→ Exercise task
Scan the lines below for "باطل"; report the number of lines that contain it, and only that.

[Stored records]
· · ·
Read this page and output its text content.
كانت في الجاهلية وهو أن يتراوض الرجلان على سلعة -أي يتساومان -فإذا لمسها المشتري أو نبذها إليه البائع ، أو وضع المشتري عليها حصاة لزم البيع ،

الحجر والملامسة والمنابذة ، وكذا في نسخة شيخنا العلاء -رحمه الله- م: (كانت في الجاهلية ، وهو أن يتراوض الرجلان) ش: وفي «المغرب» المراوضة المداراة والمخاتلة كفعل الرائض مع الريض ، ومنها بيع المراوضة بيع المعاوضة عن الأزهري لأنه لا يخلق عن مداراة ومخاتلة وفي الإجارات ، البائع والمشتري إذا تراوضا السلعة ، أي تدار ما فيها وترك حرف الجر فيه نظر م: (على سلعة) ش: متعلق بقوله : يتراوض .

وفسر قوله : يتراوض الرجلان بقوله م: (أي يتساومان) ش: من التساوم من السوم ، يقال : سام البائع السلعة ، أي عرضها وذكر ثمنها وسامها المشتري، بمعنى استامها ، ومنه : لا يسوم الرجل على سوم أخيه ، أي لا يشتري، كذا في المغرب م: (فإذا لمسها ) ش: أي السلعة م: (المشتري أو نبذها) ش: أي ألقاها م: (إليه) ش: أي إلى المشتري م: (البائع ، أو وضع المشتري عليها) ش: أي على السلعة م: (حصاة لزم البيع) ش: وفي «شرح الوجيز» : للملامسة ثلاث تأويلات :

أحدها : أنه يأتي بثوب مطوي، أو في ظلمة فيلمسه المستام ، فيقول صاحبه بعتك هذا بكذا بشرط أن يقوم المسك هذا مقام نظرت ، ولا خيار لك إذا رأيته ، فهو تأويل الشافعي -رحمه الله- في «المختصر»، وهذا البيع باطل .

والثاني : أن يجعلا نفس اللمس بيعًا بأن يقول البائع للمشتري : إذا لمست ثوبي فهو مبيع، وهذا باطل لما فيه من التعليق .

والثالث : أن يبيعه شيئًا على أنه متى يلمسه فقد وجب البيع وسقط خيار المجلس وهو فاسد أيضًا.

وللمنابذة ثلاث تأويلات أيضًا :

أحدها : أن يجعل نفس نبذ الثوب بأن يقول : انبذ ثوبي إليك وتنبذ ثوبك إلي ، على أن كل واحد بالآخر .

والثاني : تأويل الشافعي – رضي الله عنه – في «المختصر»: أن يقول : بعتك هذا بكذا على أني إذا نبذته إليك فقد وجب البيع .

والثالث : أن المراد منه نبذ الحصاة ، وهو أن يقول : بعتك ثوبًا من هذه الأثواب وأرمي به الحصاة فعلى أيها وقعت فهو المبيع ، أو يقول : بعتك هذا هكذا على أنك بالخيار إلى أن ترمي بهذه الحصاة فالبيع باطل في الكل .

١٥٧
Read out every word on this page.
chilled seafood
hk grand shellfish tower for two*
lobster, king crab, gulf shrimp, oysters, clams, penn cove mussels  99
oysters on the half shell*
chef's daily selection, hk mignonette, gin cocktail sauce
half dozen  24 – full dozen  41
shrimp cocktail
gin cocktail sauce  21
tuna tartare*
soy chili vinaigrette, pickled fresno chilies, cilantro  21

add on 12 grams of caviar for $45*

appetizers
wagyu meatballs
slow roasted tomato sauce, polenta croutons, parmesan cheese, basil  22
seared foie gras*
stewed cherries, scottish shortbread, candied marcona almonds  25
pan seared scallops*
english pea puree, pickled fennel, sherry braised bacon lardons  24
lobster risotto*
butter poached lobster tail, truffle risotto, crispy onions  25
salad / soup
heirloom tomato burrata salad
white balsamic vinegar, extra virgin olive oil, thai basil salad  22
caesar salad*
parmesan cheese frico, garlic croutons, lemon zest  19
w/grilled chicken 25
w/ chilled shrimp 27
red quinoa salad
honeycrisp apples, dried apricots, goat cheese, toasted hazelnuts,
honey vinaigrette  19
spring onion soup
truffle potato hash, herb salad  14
· · ·
→ Task answer
3